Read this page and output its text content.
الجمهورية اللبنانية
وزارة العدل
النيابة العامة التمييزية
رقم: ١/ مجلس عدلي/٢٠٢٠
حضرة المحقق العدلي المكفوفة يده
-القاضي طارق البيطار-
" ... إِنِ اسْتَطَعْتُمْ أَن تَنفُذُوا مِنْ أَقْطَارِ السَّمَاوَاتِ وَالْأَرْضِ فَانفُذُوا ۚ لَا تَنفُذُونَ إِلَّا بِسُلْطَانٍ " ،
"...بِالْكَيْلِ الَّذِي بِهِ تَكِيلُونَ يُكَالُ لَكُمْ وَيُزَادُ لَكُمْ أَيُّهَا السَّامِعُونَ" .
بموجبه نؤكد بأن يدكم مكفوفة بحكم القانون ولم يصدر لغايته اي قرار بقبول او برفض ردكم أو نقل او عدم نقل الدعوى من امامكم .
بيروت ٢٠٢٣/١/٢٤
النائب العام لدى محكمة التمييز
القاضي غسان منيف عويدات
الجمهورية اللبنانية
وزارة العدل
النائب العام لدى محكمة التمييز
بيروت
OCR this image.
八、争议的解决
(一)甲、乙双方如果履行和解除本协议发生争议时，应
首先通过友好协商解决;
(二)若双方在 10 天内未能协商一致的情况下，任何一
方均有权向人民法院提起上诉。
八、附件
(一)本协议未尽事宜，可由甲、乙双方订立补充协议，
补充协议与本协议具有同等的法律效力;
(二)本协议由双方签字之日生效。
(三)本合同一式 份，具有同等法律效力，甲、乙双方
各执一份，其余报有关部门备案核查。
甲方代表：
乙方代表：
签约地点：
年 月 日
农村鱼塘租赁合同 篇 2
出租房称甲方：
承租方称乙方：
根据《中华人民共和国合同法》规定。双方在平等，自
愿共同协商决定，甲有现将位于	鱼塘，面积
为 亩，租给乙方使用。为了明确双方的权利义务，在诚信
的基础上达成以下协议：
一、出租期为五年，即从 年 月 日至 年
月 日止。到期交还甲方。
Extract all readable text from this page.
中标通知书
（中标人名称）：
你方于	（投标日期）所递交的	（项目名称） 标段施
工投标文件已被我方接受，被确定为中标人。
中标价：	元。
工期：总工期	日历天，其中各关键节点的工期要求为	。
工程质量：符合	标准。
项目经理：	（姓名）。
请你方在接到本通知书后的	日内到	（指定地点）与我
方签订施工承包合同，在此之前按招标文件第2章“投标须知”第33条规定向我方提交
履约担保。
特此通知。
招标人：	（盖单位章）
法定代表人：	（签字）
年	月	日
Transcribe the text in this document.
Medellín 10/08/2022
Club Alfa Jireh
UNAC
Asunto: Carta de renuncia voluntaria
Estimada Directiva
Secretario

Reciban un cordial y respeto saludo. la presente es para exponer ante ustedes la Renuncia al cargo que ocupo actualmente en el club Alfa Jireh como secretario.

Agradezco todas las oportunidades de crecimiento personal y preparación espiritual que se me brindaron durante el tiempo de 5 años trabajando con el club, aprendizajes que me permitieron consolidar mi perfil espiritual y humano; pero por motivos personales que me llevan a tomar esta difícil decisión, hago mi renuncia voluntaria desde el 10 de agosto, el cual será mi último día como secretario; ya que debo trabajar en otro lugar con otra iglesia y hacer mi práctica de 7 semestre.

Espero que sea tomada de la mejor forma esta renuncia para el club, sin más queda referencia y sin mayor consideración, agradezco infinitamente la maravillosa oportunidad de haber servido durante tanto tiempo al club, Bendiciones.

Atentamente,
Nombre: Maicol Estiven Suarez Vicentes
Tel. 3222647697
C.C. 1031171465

* PROBLEM STATEMENT *
Pull out every line from the one with "Transcribe the text in this document." to the end of the listing, and output only those.

* THE RESULT *
Transcribe the text in this document.
Medellín 10/08/2022
Club Alfa Jireh
UNAC
Asunto: Carta de renuncia voluntaria
Estimada Directiva
Secretario

Reciban un cordial y respeto saludo. la presente es para exponer ante ustedes la Renuncia al cargo que ocupo actualmente en el club Alfa Jireh como secretario.

Agradezco todas las oportunidades de crecimiento personal y preparación espiritual que se me brindaron durante el tiempo de 5 años trabajando con el club, aprendizajes que me permitieron consolidar mi perfil espiritual y humano; pero por motivos personales que me llevan a tomar esta difícil decisión, hago mi renuncia voluntaria desde el 10 de agosto, el cual será mi último día como secretario; ya que debo trabajar en otro lugar con otra iglesia y hacer mi práctica de 7 semestre.

Espero que sea tomada de la mejor forma esta renuncia para el club, sin más queda referencia y sin mayor consideración, agradezco infinitamente la maravillosa oportunidad de haber servido durante tanto tiempo al club, Bendiciones.

Atentamente,
Nombre: Maicol Estiven Suarez Vicentes
Tel. 3222647697
C.C. 1031171465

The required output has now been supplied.